## Dataset records
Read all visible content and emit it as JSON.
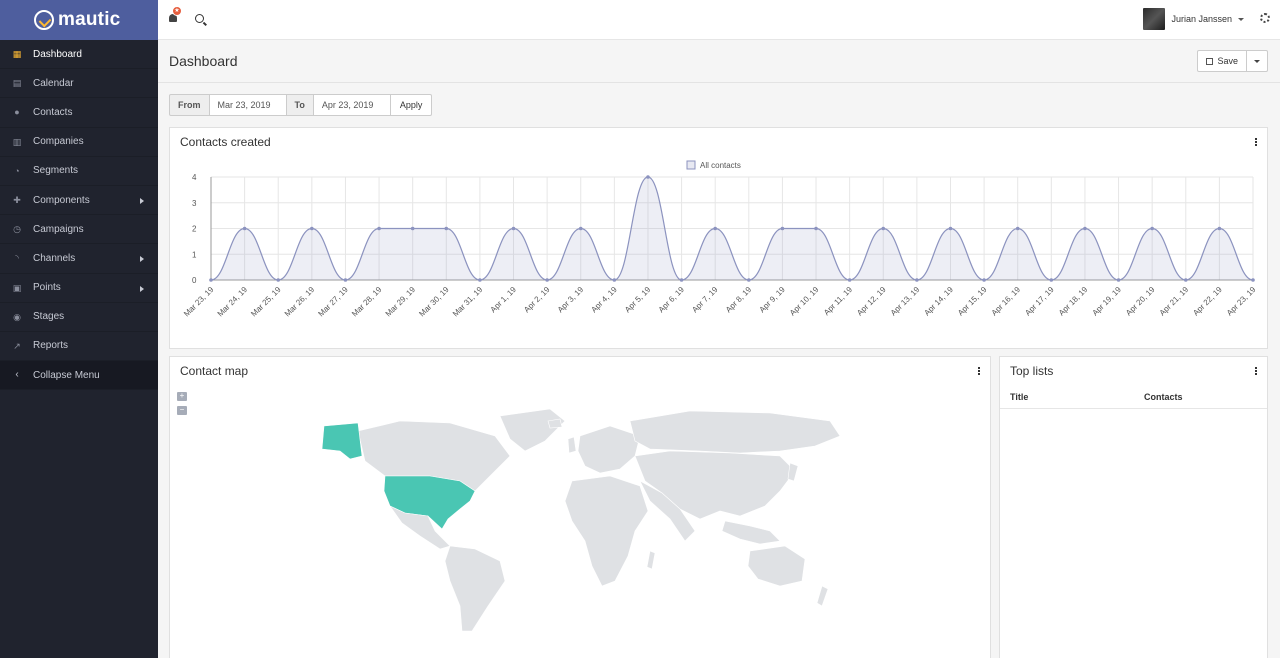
{
  "brand": {
    "name": "mautic",
    "accent": "#4e5e9e",
    "logo_accent": "#fdb933"
  },
  "sidebar": {
    "items": [
      {
        "label": "Dashboard",
        "icon": "dashboard-icon",
        "active": true
      },
      {
        "label": "Calendar",
        "icon": "calendar-icon"
      },
      {
        "label": "Contacts",
        "icon": "user-icon"
      },
      {
        "label": "Companies",
        "icon": "building-icon"
      },
      {
        "label": "Segments",
        "icon": "pie-chart-icon"
      },
      {
        "label": "Components",
        "icon": "puzzle-icon",
        "submenu": true
      },
      {
        "label": "Campaigns",
        "icon": "clock-icon"
      },
      {
        "label": "Channels",
        "icon": "rss-icon",
        "submenu": true
      },
      {
        "label": "Points",
        "icon": "calculator-icon",
        "submenu": true
      },
      {
        "label": "Stages",
        "icon": "tachometer-icon"
      },
      {
        "label": "Reports",
        "icon": "line-chart-icon"
      }
    ],
    "collapse_label": "Collapse Menu"
  },
  "topbar": {
    "notification_badge": "★",
    "user_name": "Jurian Janssen"
  },
  "page": {
    "title": "Dashboard",
    "save_label": "Save"
  },
  "date_filter": {
    "from_label": "From",
    "from_value": "Mar 23, 2019",
    "to_label": "To",
    "to_value": "Apr 23, 2019",
    "apply_label": "Apply"
  },
  "widgets": {
    "contacts_created_title": "Contacts created",
    "contact_map_title": "Contact map",
    "top_lists_title": "Top lists",
    "top_lists_columns": [
      "Title",
      "Contacts"
    ],
    "map_highlight_color": "#4ac6b3",
    "map_base_color": "#dfe1e4"
  },
  "chart_data": {
    "type": "line",
    "legend": "All contacts",
    "legend_placement": "top-center",
    "series_color": "#8c93bf",
    "ylim": [
      0,
      4
    ],
    "yticks": [
      0,
      1,
      2,
      3,
      4
    ],
    "grid": true,
    "categories": [
      "Mar 23, 19",
      "Mar 24, 19",
      "Mar 25, 19",
      "Mar 26, 19",
      "Mar 27, 19",
      "Mar 28, 19",
      "Mar 29, 19",
      "Mar 30, 19",
      "Mar 31, 19",
      "Apr 1, 19",
      "Apr 2, 19",
      "Apr 3, 19",
      "Apr 4, 19",
      "Apr 5, 19",
      "Apr 6, 19",
      "Apr 7, 19",
      "Apr 8, 19",
      "Apr 9, 19",
      "Apr 10, 19",
      "Apr 11, 19",
      "Apr 12, 19",
      "Apr 13, 19",
      "Apr 14, 19",
      "Apr 15, 19",
      "Apr 16, 19",
      "Apr 17, 19",
      "Apr 18, 19",
      "Apr 19, 19",
      "Apr 20, 19",
      "Apr 21, 19",
      "Apr 22, 19",
      "Apr 23, 19"
    ],
    "series": [
      {
        "name": "All contacts",
        "values": [
          0,
          2,
          0,
          2,
          0,
          2,
          2,
          2,
          0,
          2,
          0,
          2,
          0,
          4,
          0,
          2,
          0,
          2,
          2,
          0,
          2,
          0,
          2,
          0,
          2,
          0,
          2,
          0,
          2,
          0,
          2,
          0
        ]
      }
    ]
  }
}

## Directions
Omit the pictures. Transcribe every record exactly.

## Response to the exercise
Read all visible content and emit it as JSON.
{
  "brand": {
    "name": "mautic",
    "accent": "#4e5e9e",
    "logo_accent": "#fdb933"
  },
  "sidebar": {
    "items": [
      {
        "label": "Dashboard",
        "icon": "dashboard-icon",
        "active": true
      },
      {
        "label": "Calendar",
        "icon": "calendar-icon"
      },
      {
        "label": "Contacts",
        "icon": "user-icon"
      },
      {
        "label": "Companies",
        "icon": "building-icon"
      },
      {
        "label": "Segments",
        "icon": "pie-chart-icon"
      },
      {
        "label": "Components",
        "icon": "puzzle-icon",
        "submenu": true
      },
      {
        "label": "Campaigns",
        "icon": "clock-icon"
      },
      {
        "label": "Channels",
        "icon": "rss-icon",
        "submenu": true
      },
      {
        "label": "Points",
        "icon": "calculator-icon",
        "submenu": true
      },
      {
        "label": "Stages",
        "icon": "tachometer-icon"
      },
      {
        "label": "Reports",
        "icon": "line-chart-icon"
      }
    ],
    "collapse_label": "Collapse Menu"
  },
  "topbar": {
    "notification_badge": "★",
    "user_name": "Jurian Janssen"
  },
  "page": {
    "title": "Dashboard",
    "save_label": "Save"
  },
  "date_filter": {
    "from_label": "From",
    "from_value": "Mar 23, 2019",
    "to_label": "To",
    "to_value": "Apr 23, 2019",
    "apply_label": "Apply"
  },
  "widgets": {
    "contacts_created_title": "Contacts created",
    "contact_map_title": "Contact map",
    "top_lists_title": "Top lists",
    "top_lists_columns": [
      "Title",
      "Contacts"
    ],
    "map_highlight_color": "#4ac6b3",
    "map_base_color": "#dfe1e4"
  },
  "chart_data": {
    "type": "line",
    "legend": "All contacts",
    "legend_placement": "top-center",
    "series_color": "#8c93bf",
    "ylim": [
      0,
      4
    ],
    "yticks": [
      0,
      1,
      2,
      3,
      4
    ],
    "grid": true,
    "categories": [
      "Mar 23, 19",
      "Mar 24, 19",
      "Mar 25, 19",
      "Mar 26, 19",
      "Mar 27, 19",
      "Mar 28, 19",
      "Mar 29, 19",
      "Mar 30, 19",
      "Mar 31, 19",
      "Apr 1, 19",
      "Apr 2, 19",
      "Apr 3, 19",
      "Apr 4, 19",
      "Apr 5, 19",
      "Apr 6, 19",
      "Apr 7, 19",
      "Apr 8, 19",
      "Apr 9, 19",
      "Apr 10, 19",
      "Apr 11, 19",
      "Apr 12, 19",
      "Apr 13, 19",
      "Apr 14, 19",
      "Apr 15, 19",
      "Apr 16, 19",
      "Apr 17, 19",
      "Apr 18, 19",
      "Apr 19, 19",
      "Apr 20, 19",
      "Apr 21, 19",
      "Apr 22, 19",
      "Apr 23, 19"
    ],
    "series": [
      {
        "name": "All contacts",
        "values": [
          0,
          2,
          0,
          2,
          0,
          2,
          2,
          2,
          0,
          2,
          0,
          2,
          0,
          4,
          0,
          2,
          0,
          2,
          2,
          0,
          2,
          0,
          2,
          0,
          2,
          0,
          2,
          0,
          2,
          0,
          2,
          0
        ]
      }
    ]
  }
}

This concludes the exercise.